# İstek a
Ebû Ubeyde hakkındaki metne göre Kureyş, Bedir yenilgisinden sonra neyi yasaklamıştı?

Ümmetin Emini: Ebû Ubeyde İbnu’l Cerrâh

أبو عبيدة بن الجرّاح Ebû Ubeyde Âmir ibni Abdillâh ibni el-Cerrâh (ö. 18/639)

Geçtiğimiz sayıda Ümmetin Emini – Ebû Ubeyde İbnu’l Cerrâh’ın (ra) hayatını anlatmaya başlamıştık. İmanla buluşmasından, imtihanla karşılaşmasından ve Bedir Günü’ndeki fedakârlığından bahsetmiştik. Bu yazımızda kaldığımız yerden devam edecek, Uhud Günü o muazzam tutumundan bahsetmeye çalışacağız. Rabbim hepimize örnek almayı kolaylaştırsın.

Uhud’da Ebû Ubeyde

Allah Resûlü (sav) Bedir’de Allah’ın (cc) yardımıyla Kureyş’e karşı büyük bir zafer kazanmıştı. Kureyş, çok acı bir yenilgi tatmıştı. Kibirle çıktıkları yoldan zelil bir şekilde geri dönmüşlerdi. Neredeyse Kureyş’in tüm eşrafı öldürülmüş ve Bedir kuyularına atılmıştı.

Bu yüzden Kureyş, Allah Resûlü’ne (sav) ve ashâbına karşı büyük bir öfke taşıyordu. Yas tutmayı yasaklamış ve intikam yeminleri etmişlerdi. Bedir’den kurtardıkları o büyük kervanın tümünü savaşa adamışlardı.

# İstek b
Aşağıdaki kayıtlarda "1221, 150, 1242]" içeren satırdan "1520, 304, 1545]" içeren satıra kadar uzanan bölümü, iki uç da dahil olmak üzere, her satırı bir dize olan bir JSON listesi olarak verin. Boş satırları listeye almayın.

# Veri Kümesi Kayıtları

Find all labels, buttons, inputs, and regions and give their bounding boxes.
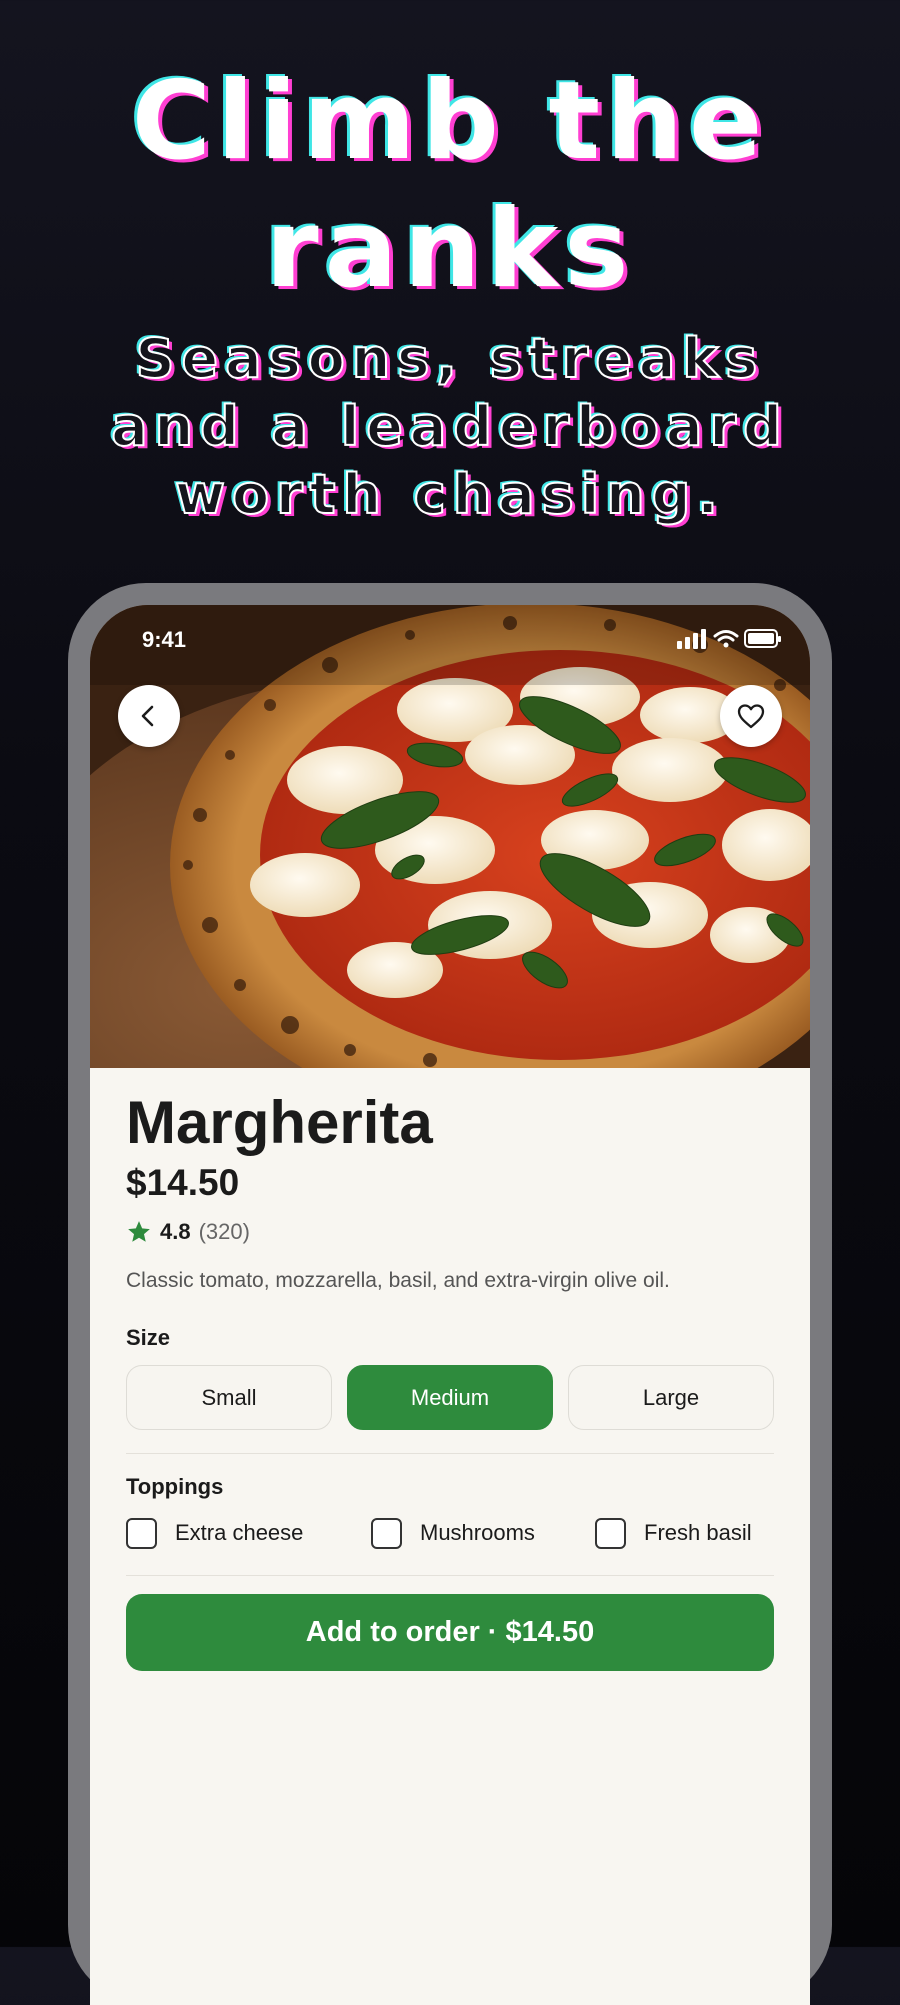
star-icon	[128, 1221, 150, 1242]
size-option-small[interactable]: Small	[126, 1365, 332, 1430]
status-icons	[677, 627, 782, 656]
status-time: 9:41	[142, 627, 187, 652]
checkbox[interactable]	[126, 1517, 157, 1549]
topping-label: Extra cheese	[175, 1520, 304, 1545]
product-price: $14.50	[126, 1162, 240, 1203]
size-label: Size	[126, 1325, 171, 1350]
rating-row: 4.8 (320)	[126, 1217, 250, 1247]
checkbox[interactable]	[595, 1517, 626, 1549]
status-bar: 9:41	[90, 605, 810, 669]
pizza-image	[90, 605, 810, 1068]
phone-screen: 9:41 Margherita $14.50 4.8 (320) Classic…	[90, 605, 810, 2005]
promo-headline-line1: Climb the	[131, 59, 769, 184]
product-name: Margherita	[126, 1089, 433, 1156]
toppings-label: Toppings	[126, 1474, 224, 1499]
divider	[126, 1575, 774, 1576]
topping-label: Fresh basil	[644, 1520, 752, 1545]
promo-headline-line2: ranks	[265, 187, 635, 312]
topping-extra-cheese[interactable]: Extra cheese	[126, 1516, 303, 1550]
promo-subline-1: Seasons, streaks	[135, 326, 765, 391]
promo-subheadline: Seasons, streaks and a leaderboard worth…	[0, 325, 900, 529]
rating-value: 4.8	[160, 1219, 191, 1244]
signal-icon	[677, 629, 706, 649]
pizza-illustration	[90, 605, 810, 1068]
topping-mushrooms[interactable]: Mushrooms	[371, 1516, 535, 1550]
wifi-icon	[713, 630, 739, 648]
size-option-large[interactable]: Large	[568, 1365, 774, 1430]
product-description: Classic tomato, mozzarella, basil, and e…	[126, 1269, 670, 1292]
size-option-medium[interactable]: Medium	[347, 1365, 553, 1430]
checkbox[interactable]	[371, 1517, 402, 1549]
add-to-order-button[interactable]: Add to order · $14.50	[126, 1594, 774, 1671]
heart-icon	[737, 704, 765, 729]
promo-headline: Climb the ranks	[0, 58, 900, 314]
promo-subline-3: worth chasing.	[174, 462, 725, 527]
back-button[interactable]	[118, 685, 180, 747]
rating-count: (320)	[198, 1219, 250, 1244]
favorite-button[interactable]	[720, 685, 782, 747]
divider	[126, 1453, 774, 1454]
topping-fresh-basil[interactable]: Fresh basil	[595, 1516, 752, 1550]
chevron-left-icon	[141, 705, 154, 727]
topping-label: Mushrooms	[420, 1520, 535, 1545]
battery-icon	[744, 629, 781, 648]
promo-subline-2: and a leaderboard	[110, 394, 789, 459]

# Görev Çıktısı a
Yas tutmayı yasaklamıştı.

# Görev Çıktısı b
[
  "star-icon\t[128, 1221, 150, 1242]",
  "size-option-small[interactable]: Small\t[126, 1365, 332, 1430]",
  "status-icons\t[677, 627, 782, 656]",
  "status-time: 9:41\t[142, 627, 187, 652]",
  "checkbox[interactable]\t[126, 1517, 157, 1549]",
  "topping-label: Extra cheese\t[175, 1520, 304, 1545]"
]